Task brief
Gather up every line that includes the string "Convert".

--- start of Task data ---

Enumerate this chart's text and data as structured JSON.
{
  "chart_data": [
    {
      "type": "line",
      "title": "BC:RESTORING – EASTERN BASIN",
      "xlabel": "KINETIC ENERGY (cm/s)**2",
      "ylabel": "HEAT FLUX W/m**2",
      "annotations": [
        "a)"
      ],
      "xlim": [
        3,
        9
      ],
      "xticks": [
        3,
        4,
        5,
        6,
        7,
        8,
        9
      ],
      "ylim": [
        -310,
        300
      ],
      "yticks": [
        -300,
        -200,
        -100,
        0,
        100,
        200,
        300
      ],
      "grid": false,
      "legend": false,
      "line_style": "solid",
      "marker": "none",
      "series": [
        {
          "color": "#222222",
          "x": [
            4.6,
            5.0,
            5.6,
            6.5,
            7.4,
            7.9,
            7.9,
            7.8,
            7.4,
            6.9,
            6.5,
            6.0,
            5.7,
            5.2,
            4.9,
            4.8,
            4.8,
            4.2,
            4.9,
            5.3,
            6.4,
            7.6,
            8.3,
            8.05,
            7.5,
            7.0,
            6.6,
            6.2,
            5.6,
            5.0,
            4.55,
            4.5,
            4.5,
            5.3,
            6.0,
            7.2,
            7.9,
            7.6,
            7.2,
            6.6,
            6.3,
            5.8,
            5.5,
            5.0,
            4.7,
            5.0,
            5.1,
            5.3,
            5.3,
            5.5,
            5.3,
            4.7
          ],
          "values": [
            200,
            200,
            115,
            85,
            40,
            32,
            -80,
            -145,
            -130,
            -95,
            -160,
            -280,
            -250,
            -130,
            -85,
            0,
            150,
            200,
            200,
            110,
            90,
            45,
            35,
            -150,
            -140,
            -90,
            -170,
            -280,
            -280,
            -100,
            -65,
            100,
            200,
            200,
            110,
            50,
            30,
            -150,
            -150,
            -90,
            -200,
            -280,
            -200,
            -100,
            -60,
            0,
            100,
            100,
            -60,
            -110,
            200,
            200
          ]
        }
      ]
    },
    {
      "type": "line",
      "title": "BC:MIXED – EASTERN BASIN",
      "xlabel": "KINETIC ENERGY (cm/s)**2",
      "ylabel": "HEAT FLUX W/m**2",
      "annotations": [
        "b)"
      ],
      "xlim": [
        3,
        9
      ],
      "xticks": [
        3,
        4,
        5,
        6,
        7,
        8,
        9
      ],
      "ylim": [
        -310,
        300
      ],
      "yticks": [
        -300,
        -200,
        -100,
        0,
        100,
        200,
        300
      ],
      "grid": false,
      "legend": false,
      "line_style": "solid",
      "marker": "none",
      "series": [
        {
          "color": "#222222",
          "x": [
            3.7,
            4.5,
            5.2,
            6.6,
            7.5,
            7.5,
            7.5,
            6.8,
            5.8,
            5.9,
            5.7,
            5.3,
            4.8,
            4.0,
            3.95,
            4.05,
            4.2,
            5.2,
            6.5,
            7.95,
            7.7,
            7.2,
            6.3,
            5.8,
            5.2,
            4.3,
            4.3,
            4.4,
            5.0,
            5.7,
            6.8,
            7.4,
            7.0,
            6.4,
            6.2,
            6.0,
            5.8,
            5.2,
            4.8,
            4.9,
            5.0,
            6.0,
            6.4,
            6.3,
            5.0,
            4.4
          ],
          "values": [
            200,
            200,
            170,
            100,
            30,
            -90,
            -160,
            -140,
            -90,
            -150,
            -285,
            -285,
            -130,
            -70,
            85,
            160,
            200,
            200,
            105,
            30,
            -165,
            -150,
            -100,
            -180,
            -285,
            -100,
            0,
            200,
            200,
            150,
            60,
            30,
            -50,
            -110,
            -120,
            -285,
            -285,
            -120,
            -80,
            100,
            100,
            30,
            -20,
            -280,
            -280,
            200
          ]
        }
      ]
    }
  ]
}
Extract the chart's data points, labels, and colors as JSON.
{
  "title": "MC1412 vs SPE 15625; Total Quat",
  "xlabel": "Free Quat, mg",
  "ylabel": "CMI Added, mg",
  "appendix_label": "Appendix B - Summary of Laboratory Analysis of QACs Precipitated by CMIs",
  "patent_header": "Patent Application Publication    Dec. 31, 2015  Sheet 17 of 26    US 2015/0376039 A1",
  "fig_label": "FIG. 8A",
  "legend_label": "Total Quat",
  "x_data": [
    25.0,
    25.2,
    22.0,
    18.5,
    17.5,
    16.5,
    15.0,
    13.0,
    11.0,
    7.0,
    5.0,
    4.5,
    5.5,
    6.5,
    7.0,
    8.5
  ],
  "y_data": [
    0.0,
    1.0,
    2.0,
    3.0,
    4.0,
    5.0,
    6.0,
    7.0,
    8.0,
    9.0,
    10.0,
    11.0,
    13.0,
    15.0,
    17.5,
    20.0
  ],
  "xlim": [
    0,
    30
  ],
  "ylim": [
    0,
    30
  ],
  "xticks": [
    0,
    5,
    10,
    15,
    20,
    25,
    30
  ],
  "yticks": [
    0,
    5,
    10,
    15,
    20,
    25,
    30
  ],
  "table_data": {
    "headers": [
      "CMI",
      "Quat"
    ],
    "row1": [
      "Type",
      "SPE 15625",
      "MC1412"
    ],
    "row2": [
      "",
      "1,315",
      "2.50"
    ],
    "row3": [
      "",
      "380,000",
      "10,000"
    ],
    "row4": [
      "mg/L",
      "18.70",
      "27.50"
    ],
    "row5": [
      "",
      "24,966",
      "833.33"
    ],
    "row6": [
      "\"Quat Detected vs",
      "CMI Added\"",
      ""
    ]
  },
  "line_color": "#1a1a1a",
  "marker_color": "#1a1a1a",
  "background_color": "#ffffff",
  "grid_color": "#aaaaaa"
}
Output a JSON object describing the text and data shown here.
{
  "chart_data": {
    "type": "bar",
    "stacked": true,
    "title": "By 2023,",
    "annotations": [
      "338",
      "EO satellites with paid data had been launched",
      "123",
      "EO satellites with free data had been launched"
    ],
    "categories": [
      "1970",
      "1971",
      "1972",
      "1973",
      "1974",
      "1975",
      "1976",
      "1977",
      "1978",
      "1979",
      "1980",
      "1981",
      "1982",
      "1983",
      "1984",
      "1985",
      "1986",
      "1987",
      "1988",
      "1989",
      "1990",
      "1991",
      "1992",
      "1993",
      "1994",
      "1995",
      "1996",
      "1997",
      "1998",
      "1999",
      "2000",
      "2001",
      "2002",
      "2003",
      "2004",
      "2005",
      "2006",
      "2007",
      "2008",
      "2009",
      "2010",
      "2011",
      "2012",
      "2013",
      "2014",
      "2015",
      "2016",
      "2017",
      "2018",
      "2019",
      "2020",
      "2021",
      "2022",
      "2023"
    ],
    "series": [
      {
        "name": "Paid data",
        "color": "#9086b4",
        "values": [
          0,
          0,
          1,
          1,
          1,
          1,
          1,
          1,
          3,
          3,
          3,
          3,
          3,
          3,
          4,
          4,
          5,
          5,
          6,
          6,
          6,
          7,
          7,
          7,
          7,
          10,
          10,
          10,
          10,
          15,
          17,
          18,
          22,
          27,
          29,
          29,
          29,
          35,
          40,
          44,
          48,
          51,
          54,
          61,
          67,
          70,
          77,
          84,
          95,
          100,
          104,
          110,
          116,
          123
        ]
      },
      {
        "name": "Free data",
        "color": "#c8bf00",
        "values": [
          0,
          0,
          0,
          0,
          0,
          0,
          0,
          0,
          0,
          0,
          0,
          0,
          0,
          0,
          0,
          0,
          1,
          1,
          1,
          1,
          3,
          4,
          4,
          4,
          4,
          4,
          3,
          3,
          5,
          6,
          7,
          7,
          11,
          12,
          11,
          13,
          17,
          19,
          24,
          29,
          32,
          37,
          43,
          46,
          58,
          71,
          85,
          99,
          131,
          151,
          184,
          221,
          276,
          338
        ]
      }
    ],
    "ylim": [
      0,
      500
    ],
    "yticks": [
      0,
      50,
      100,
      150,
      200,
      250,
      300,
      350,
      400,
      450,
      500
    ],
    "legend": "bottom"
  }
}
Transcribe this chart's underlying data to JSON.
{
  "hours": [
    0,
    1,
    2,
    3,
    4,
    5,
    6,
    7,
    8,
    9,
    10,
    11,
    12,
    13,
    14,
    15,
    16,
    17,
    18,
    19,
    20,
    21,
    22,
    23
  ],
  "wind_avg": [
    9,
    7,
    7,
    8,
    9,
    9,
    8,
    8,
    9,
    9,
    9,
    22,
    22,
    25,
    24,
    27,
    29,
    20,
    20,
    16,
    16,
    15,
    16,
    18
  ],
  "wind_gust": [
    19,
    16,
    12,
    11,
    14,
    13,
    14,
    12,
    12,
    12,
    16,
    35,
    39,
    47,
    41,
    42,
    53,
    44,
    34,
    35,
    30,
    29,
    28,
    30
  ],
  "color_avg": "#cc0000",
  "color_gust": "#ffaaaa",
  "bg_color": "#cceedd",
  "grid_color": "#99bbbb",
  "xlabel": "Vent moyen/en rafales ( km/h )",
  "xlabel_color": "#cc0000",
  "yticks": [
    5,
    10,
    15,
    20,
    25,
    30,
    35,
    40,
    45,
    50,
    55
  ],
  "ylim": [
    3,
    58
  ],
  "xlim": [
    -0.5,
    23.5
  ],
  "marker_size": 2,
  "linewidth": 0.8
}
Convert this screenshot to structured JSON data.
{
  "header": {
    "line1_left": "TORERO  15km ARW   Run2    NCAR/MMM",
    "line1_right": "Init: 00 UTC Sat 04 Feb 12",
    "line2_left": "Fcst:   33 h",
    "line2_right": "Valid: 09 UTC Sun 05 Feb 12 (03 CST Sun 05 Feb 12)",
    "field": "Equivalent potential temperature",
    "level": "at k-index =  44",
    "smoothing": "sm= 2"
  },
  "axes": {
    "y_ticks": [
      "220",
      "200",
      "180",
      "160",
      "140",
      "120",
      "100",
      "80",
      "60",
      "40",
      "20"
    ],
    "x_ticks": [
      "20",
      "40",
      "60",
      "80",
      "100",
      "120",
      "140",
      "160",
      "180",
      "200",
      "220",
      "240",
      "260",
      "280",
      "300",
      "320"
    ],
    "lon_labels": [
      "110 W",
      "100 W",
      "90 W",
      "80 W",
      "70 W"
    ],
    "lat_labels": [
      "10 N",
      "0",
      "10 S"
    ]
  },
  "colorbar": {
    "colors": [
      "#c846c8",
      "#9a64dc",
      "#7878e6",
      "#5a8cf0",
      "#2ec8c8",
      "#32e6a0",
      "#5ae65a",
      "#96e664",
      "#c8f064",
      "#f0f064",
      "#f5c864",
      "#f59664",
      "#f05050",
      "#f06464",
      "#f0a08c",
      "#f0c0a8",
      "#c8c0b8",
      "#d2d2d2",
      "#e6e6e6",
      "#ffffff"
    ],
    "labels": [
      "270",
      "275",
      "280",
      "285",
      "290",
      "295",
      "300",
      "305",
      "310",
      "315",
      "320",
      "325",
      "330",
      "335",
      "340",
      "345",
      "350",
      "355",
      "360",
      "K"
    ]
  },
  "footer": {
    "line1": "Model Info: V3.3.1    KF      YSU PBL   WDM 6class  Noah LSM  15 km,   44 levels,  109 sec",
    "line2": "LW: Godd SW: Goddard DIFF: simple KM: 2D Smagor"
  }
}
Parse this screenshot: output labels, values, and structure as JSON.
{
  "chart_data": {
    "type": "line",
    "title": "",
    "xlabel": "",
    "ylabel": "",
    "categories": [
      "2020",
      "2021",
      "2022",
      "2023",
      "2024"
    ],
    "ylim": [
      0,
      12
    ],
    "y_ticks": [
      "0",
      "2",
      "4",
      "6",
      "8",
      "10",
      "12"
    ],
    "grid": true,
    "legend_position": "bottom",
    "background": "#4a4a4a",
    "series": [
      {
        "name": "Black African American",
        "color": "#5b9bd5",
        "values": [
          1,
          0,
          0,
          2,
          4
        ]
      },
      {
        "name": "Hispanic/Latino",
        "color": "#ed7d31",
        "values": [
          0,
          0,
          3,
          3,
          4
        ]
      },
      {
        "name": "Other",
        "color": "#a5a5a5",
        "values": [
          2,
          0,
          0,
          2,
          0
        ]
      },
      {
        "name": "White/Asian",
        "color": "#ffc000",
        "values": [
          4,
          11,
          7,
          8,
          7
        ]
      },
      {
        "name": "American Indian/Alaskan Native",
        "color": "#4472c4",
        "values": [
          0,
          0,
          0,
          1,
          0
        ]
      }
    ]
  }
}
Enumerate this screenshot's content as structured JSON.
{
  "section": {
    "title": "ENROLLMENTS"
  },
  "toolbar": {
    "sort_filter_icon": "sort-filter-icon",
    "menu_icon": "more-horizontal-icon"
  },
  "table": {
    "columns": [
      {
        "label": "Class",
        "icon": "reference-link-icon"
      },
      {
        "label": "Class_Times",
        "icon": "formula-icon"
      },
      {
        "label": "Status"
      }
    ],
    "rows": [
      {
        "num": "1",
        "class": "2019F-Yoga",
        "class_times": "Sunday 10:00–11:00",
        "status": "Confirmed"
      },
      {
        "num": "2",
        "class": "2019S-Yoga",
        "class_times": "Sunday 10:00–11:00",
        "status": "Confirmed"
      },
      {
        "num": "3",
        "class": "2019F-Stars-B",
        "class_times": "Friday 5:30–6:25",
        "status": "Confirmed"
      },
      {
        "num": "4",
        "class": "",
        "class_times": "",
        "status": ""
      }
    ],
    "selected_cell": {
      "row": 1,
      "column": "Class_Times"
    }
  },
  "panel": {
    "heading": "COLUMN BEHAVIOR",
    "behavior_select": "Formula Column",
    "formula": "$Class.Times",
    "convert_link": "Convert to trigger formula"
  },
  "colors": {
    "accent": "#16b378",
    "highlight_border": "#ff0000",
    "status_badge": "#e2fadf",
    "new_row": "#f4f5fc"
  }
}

--- end of Task data ---

Answer for this exercise
Convert this screenshot to structured JSON data.
    "convert_link": "Convert to trigger formula"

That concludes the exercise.